• What is asked
Your task is to output the listing word for word, with pictures excluded.

━━ Record extracts ━━

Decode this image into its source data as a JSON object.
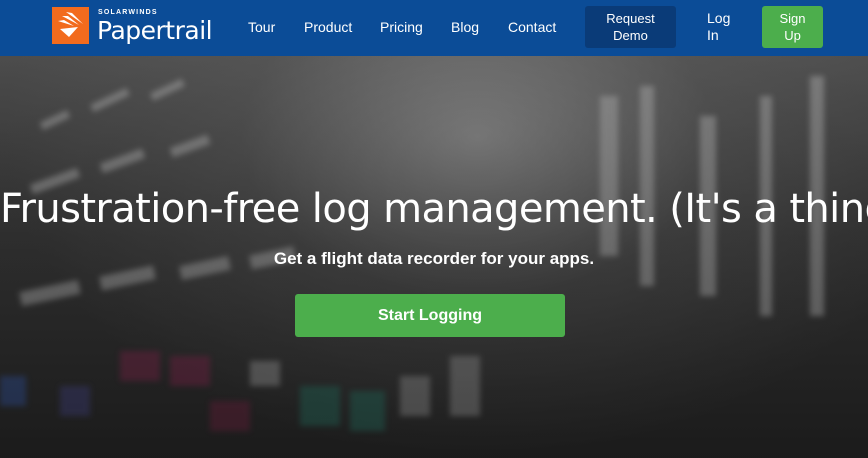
{
  "brand": {
    "vendor": "SOLARWINDS",
    "product": "Papertrail",
    "logo_icon": "solarwinds-flame-icon",
    "logo_color": "#f26b1d"
  },
  "nav": {
    "links": [
      "Tour",
      "Product",
      "Pricing",
      "Blog",
      "Contact"
    ],
    "request_demo_line1": "Request",
    "request_demo_line2": "Demo",
    "login_line1": "Log",
    "login_line2": "In",
    "signup_line1": "Sign",
    "signup_line2": "Up",
    "bg_color": "#0b4c97"
  },
  "hero": {
    "headline": "Frustration-free log management. (It's a thing.)",
    "subheadline": "Get a flight data recorder for your apps.",
    "cta_label": "Start Logging",
    "cta_color": "#4cae4c"
  }
}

━━━

• Response below
Decode this image into its source data as a JSON object.
{
  "brand": {
    "vendor": "SOLARWINDS",
    "product": "Papertrail",
    "logo_icon": "solarwinds-flame-icon",
    "logo_color": "#f26b1d"
  },
  "nav": {
    "links": [
      "Tour",
      "Product",
      "Pricing",
      "Blog",
      "Contact"
    ],
    "request_demo_line1": "Request",
    "request_demo_line2": "Demo",
    "login_line1": "Log",
    "login_line2": "In",
    "signup_line1": "Sign",
    "signup_line2": "Up",
    "bg_color": "#0b4c97"
  },
  "hero": {
    "headline": "Frustration-free log management. (It's a thing.)",
    "subheadline": "Get a flight data recorder for your apps.",
    "cta_label": "Start Logging",
    "cta_color": "#4cae4c"
  }
}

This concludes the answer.